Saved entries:

________

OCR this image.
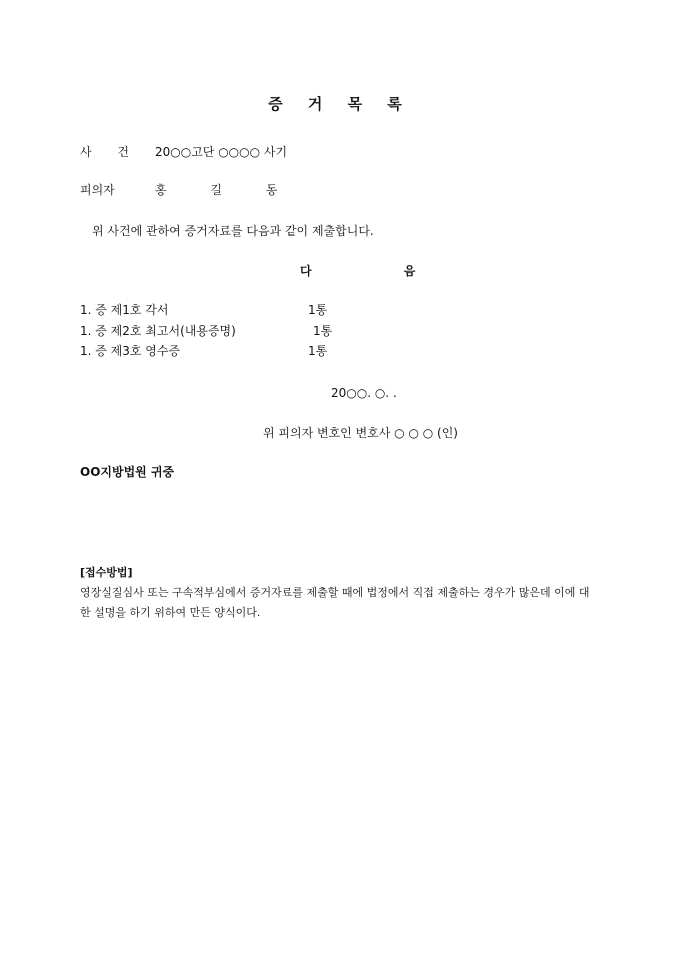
증 거 목 록
사 건 20○○고단 ○○○○ 사기
피의자	홍 길 동
위 사건에 관하여 증거자료를 다음과 같이 제출합니다.
다 음
1. 증 제1호 각서	1통
1. 증 제2호 최고서(내용증명)	1통
1. 증 제3호 영수증	1통
20○○. ○. .
위 피의자 변호인 변호사 ○ ○ ○ (인)
OO지방법원 귀중
[접수방법]
영장실질심사 또는 구속적부심에서 증거자료를 제출할 때에 법정에서 직접 제출하는 경우가 많은데 이에 대한 설명을 하기 위하여 만든 양식이다.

________

▸ What this task involves
In your copy of the listing above, reproduce each line exactly and omit all pictures.

▸ Worked answer
OCR this image.
증 거 목 록
사 건 20○○고단 ○○○○ 사기
피의자	홍 길 동
위 사건에 관하여 증거자료를 다음과 같이 제출합니다.
다 음
1. 증 제1호 각서	1통
1. 증 제2호 최고서(내용증명)	1통
1. 증 제3호 영수증	1통
20○○. ○. .
위 피의자 변호인 변호사 ○ ○ ○ (인)
OO지방법원 귀중
[접수방법]
영장실질심사 또는 구속적부심에서 증거자료를 제출할 때에 법정에서 직접 제출하는 경우가 많은데 이에 대한 설명을 하기 위하여 만든 양식이다.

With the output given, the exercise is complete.